**What is needed:**
From the listing that follows, extract every line and set it down unaltered.

**Data to use:**
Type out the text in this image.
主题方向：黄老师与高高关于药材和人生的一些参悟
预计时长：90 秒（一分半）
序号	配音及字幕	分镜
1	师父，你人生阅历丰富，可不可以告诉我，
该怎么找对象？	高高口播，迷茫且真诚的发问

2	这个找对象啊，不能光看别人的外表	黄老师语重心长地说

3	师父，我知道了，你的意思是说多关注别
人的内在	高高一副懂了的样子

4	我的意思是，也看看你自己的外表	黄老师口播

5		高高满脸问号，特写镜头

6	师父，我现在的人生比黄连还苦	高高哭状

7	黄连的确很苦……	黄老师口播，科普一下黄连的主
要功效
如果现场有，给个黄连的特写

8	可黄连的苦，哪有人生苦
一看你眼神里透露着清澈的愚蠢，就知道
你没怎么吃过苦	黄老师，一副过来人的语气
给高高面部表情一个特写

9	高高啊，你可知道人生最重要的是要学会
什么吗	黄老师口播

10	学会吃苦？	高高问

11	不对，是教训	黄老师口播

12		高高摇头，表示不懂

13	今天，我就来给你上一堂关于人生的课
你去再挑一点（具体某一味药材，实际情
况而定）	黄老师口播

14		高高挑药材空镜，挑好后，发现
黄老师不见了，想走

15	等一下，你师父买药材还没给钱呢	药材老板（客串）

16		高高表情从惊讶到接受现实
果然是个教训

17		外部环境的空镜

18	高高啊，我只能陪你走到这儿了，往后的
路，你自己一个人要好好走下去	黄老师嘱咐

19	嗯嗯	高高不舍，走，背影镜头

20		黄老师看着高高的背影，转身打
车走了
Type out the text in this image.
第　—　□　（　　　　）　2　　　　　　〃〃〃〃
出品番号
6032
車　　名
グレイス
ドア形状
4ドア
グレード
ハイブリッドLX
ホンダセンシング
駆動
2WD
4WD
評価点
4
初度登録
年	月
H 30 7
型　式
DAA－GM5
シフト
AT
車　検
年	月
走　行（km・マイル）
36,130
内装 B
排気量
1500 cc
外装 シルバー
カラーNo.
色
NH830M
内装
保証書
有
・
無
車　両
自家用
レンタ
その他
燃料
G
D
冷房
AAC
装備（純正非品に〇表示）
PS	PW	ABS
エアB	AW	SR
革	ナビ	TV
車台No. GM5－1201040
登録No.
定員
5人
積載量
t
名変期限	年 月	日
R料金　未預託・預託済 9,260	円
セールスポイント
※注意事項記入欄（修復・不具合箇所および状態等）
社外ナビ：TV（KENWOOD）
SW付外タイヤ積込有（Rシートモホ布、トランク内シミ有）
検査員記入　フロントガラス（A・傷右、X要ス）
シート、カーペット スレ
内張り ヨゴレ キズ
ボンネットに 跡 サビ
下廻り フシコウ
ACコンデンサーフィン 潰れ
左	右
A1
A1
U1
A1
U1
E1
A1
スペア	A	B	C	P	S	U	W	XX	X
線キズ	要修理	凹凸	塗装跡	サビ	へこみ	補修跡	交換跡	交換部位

**Exercise answer:**
Type out the text in this image.
主题方向：黄老师与高高关于药材和人生的一些参悟
预计时长：90 秒（一分半）
序号	配音及字幕	分镜
1	师父，你人生阅历丰富，可不可以告诉我，
该怎么找对象？	高高口播，迷茫且真诚的发问

2	这个找对象啊，不能光看别人的外表	黄老师语重心长地说

3	师父，我知道了，你的意思是说多关注别
人的内在	高高一副懂了的样子

4	我的意思是，也看看你自己的外表	黄老师口播

5		高高满脸问号，特写镜头

6	师父，我现在的人生比黄连还苦	高高哭状

7	黄连的确很苦……	黄老师口播，科普一下黄连的主
要功效
如果现场有，给个黄连的特写

8	可黄连的苦，哪有人生苦
一看你眼神里透露着清澈的愚蠢，就知道
你没怎么吃过苦	黄老师，一副过来人的语气
给高高面部表情一个特写

9	高高啊，你可知道人生最重要的是要学会
什么吗	黄老师口播

10	学会吃苦？	高高问

11	不对，是教训	黄老师口播

12		高高摇头，表示不懂

13	今天，我就来给你上一堂关于人生的课
你去再挑一点（具体某一味药材，实际情
况而定）	黄老师口播

14		高高挑药材空镜，挑好后，发现
黄老师不见了，想走

15	等一下，你师父买药材还没给钱呢	药材老板（客串）

16		高高表情从惊讶到接受现实
果然是个教训

17		外部环境的空镜

18	高高啊，我只能陪你走到这儿了，往后的
路，你自己一个人要好好走下去	黄老师嘱咐

19	嗯嗯	高高不舍，走，背影镜头

20		黄老师看着高高的背影，转身打
车走了
Type out the text in this image.
第　—　□　（　　　　）　2　　　　　　〃〃〃〃
出品番号
6032
車　　名
グレイス
ドア形状
4ドア
グレード
ハイブリッドLX
ホンダセンシング
駆動
2WD
4WD
評価点
4
初度登録
年	月
H 30 7
型　式
DAA－GM5
シフト
AT
車　検
年	月
走　行（km・マイル）
36,130
内装 B
排気量
1500 cc
外装 シルバー
カラーNo.
色
NH830M
内装
保証書
有
・
無
車　両
自家用
レンタ
その他
燃料
G
D
冷房
AAC
装備（純正非品に〇表示）
PS	PW	ABS
エアB	AW	SR
革	ナビ	TV
車台No. GM5－1201040
登録No.
定員
5人
積載量
t
名変期限	年 月	日
R料金　未預託・預託済 9,260	円
セールスポイント
※注意事項記入欄（修復・不具合箇所および状態等）
社外ナビ：TV（KENWOOD）
SW付外タイヤ積込有（Rシートモホ布、トランク内シミ有）
検査員記入　フロントガラス（A・傷右、X要ス）
シート、カーペット スレ
内張り ヨゴレ キズ
ボンネットに 跡 サビ
下廻り フシコウ
ACコンデンサーフィン 潰れ
左	右
A1
A1
U1
A1
U1
E1
A1
スペア	A	B	C	P	S	U	W	XX	X
線キズ	要修理	凹凸	塗装跡	サビ	へこみ	補修跡	交換跡	交換部位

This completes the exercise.